Extracted data entries
begin

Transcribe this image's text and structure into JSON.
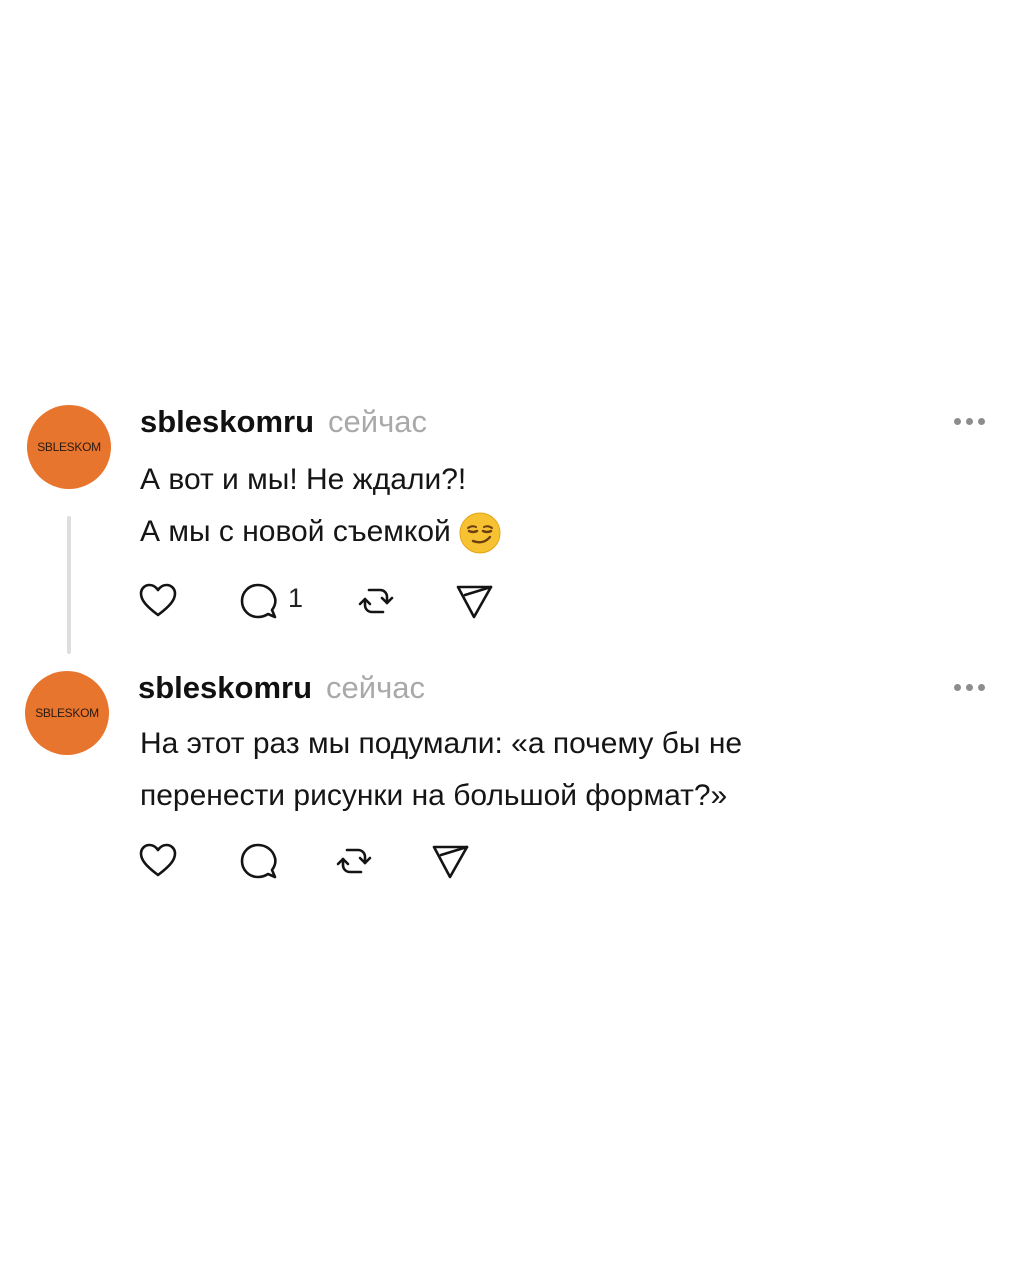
{
  "posts": [
    {
      "avatar_label": "SBLESKOM",
      "username": "sbleskomru",
      "timestamp": "сейчас",
      "text_lines": [
        "А вот и мы! Не ждали?!",
        "А мы с новой съемкой"
      ],
      "emoji": "smirking-face",
      "reply_count": "1"
    },
    {
      "avatar_label": "SBLESKOM",
      "username": "sbleskomru",
      "timestamp": "сейчас",
      "text_lines": [
        "На этот раз мы подумали: «а почему бы не",
        "перенести рисунки на большой формат?»"
      ],
      "reply_count": ""
    }
  ],
  "icons": [
    "heart-icon",
    "comment-icon",
    "repost-icon",
    "share-icon",
    "more-icon"
  ],
  "colors": {
    "avatar_bg": "#e8752e",
    "timestamp": "#a9a9a9",
    "thread_line": "#dedede"
  }
}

end

Directive
Quote the material exactly. Pictures stay out.

Answer below
Transcribe this image's text and structure into JSON.
{
  "posts": [
    {
      "avatar_label": "SBLESKOM",
      "username": "sbleskomru",
      "timestamp": "сейчас",
      "text_lines": [
        "А вот и мы! Не ждали?!",
        "А мы с новой съемкой"
      ],
      "emoji": "smirking-face",
      "reply_count": "1"
    },
    {
      "avatar_label": "SBLESKOM",
      "username": "sbleskomru",
      "timestamp": "сейчас",
      "text_lines": [
        "На этот раз мы подумали: «а почему бы не",
        "перенести рисунки на большой формат?»"
      ],
      "reply_count": ""
    }
  ],
  "icons": [
    "heart-icon",
    "comment-icon",
    "repost-icon",
    "share-icon",
    "more-icon"
  ],
  "colors": {
    "avatar_bg": "#e8752e",
    "timestamp": "#a9a9a9",
    "thread_line": "#dedede"
  }
}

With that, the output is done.